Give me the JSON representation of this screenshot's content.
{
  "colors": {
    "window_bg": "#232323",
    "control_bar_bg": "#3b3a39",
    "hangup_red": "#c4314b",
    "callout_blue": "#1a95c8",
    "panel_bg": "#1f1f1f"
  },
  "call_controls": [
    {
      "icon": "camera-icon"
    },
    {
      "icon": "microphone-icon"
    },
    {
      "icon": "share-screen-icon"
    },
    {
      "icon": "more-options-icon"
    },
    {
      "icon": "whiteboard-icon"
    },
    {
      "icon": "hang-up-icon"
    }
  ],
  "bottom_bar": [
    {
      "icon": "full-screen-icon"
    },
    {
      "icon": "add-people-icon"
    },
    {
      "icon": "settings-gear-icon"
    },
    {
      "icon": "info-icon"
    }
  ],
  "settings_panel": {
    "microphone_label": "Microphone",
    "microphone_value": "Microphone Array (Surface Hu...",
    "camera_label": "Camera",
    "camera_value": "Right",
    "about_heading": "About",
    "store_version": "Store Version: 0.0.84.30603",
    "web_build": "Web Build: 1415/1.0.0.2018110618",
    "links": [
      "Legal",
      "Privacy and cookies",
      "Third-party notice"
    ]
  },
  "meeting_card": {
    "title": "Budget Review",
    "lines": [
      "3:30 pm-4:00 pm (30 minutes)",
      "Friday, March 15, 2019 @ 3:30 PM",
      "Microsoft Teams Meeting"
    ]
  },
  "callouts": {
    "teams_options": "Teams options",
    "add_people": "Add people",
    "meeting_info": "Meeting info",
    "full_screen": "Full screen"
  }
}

◇ ◇ ◇

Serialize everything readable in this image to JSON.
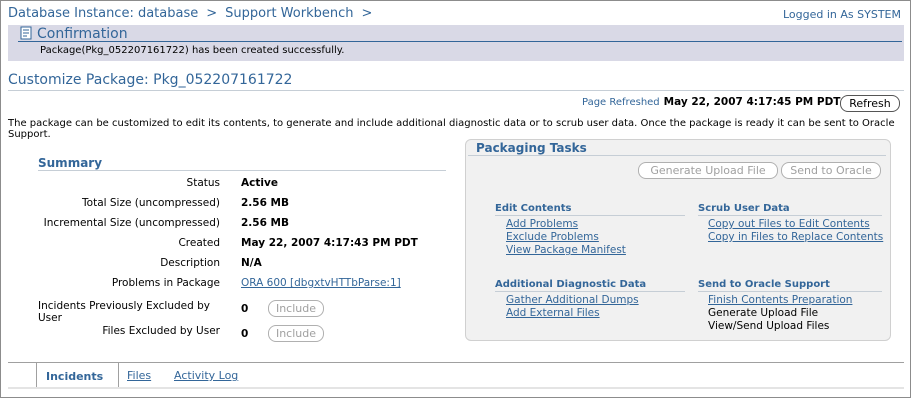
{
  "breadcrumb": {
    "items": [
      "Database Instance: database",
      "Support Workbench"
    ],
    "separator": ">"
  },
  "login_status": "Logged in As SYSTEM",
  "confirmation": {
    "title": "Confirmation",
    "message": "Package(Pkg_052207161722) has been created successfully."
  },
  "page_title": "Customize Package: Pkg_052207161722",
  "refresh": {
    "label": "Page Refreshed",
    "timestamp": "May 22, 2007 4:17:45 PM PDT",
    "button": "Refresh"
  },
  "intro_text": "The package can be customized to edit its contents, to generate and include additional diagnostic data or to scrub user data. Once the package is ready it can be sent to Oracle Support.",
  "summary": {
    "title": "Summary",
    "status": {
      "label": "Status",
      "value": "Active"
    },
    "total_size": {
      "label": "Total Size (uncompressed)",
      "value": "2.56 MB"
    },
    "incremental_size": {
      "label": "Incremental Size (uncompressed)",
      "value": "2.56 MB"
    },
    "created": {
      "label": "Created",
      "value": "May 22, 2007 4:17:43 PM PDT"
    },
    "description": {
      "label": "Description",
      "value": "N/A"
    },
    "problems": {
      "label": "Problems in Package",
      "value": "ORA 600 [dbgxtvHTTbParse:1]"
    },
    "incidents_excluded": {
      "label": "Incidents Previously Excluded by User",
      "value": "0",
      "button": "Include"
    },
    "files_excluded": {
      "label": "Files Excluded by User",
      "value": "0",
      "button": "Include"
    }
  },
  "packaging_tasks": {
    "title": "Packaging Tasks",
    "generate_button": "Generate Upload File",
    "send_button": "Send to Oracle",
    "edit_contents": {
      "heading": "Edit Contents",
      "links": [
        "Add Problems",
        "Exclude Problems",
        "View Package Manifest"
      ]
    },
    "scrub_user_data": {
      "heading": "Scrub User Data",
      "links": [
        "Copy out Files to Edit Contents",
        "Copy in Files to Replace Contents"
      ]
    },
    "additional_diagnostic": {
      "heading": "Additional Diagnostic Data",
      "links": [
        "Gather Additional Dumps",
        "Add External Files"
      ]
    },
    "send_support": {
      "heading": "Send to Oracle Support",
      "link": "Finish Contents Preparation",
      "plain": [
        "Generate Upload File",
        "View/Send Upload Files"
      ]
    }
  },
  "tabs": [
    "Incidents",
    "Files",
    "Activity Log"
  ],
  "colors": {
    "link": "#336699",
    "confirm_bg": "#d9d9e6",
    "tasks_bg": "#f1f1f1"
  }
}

◇ ◇ ◇

Provide the number of lines in the data above that contain the string "uncompressed", and nothing else.

2